Report the count of lines containing the word "ylabel" in the entries below, and nothing more.
(begin)
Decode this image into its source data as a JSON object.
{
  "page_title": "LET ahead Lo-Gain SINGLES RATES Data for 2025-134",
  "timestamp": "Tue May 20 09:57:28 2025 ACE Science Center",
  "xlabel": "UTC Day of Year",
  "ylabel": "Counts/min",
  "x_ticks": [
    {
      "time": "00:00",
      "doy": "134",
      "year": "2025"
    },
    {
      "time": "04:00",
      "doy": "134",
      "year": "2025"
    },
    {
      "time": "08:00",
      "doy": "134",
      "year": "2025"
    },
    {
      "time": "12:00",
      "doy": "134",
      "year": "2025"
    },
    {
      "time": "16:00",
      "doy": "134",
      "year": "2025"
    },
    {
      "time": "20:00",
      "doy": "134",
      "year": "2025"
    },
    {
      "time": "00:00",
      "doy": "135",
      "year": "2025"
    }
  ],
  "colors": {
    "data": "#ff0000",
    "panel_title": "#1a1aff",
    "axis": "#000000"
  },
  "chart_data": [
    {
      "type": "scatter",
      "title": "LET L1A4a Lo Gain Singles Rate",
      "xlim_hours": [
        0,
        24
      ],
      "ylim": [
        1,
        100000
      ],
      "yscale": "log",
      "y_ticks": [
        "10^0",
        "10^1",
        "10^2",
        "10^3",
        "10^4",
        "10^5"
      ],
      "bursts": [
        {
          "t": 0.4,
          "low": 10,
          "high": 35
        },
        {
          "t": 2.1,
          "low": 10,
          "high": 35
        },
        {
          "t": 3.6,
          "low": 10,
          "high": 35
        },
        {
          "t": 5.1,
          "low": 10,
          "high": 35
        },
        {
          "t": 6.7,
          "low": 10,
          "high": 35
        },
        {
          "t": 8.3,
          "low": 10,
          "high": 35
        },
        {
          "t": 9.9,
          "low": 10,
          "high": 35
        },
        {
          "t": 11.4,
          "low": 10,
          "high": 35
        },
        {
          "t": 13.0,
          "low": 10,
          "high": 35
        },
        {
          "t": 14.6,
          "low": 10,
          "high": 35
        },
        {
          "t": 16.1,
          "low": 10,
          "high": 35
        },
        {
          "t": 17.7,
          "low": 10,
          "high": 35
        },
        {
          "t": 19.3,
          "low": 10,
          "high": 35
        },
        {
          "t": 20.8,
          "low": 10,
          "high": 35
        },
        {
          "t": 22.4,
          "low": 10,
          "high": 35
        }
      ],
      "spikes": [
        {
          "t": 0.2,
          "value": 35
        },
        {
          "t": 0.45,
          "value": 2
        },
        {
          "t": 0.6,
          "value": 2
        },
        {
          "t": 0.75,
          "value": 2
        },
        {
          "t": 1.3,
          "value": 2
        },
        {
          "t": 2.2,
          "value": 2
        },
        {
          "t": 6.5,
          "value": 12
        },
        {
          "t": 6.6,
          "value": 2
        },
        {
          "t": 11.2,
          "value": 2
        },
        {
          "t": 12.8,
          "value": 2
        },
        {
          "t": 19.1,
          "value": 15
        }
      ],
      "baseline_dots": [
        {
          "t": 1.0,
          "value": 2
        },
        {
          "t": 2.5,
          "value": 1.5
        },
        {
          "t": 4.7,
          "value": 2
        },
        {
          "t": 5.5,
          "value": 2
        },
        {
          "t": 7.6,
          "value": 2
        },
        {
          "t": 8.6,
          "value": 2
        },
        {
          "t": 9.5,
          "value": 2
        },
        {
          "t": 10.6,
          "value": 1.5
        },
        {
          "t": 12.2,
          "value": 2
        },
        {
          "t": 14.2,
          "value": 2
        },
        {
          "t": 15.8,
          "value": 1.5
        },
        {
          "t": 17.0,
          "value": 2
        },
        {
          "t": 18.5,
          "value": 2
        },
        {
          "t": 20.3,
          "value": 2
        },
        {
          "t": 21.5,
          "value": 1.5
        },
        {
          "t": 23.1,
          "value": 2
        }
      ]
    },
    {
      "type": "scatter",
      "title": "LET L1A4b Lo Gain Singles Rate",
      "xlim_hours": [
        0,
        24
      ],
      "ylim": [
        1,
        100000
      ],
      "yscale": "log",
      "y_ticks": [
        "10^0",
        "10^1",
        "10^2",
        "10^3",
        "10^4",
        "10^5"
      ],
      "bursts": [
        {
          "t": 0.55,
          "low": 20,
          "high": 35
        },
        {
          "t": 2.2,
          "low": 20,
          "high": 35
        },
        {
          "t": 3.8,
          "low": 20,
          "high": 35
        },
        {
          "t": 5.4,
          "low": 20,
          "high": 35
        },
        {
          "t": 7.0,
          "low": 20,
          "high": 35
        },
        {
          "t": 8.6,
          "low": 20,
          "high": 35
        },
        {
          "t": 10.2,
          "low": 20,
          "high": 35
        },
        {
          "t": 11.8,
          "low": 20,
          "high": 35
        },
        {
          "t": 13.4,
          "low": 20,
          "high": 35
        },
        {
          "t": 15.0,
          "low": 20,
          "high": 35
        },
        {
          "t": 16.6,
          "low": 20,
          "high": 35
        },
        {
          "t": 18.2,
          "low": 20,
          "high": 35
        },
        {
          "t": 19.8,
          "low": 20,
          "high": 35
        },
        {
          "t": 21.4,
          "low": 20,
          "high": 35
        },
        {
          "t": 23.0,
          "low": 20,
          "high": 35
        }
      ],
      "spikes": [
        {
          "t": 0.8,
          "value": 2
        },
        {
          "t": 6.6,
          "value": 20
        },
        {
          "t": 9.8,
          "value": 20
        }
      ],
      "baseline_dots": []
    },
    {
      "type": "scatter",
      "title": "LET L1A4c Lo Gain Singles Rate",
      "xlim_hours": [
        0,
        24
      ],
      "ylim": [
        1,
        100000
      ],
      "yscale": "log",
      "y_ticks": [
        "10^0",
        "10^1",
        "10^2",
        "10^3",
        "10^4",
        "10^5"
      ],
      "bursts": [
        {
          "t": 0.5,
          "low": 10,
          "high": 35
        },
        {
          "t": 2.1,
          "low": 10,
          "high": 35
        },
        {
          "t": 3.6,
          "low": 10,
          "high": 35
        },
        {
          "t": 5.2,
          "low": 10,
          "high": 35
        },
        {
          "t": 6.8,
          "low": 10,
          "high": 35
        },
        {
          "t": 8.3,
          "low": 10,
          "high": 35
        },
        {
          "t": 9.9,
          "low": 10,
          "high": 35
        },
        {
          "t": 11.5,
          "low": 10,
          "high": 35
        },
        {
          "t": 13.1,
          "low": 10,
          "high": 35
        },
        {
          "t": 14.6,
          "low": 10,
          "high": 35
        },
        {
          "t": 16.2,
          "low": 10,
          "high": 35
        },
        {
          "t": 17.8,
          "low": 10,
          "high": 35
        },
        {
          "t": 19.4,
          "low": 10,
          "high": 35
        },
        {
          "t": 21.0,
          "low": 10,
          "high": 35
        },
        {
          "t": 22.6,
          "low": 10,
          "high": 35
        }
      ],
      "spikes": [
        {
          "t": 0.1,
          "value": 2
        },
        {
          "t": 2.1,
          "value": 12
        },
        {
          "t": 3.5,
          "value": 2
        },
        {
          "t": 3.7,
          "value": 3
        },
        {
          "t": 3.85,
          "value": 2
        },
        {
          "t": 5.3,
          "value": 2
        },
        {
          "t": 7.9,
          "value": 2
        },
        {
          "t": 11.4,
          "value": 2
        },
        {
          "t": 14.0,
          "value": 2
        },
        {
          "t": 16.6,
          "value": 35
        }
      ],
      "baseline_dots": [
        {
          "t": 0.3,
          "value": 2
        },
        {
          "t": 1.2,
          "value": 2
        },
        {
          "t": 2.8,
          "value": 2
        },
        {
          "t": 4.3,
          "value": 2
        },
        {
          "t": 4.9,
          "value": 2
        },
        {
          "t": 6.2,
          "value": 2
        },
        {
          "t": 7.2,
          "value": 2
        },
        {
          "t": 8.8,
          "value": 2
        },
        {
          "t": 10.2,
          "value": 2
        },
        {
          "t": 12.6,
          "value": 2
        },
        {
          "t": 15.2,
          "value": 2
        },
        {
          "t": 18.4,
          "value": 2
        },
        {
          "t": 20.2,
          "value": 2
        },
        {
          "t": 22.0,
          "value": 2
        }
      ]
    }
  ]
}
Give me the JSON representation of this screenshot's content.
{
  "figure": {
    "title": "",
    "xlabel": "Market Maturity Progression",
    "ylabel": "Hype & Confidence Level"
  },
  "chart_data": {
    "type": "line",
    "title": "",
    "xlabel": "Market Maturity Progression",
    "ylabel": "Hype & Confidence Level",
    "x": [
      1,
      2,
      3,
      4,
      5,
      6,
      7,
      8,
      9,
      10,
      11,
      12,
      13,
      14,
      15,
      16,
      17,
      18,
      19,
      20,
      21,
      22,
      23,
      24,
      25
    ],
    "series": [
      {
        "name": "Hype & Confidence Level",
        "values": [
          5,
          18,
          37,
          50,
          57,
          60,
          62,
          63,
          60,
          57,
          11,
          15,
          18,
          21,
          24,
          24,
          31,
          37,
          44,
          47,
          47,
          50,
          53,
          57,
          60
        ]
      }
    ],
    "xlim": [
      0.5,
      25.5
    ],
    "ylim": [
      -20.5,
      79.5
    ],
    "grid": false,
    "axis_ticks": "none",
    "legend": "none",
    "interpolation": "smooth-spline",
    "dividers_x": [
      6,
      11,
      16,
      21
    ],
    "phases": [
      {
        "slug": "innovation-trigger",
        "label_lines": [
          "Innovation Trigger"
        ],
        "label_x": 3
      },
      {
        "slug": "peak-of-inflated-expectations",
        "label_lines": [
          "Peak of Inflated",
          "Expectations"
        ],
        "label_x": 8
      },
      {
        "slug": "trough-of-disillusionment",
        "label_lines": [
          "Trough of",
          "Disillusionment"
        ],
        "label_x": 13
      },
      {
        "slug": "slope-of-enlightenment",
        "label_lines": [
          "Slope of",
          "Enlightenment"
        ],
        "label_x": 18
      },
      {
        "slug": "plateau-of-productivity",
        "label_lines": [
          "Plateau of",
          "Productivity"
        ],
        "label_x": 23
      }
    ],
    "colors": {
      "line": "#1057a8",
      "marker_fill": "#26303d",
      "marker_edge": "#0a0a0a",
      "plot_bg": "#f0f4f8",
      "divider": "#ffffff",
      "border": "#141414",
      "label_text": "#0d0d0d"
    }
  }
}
(end)
Answer for the task »
3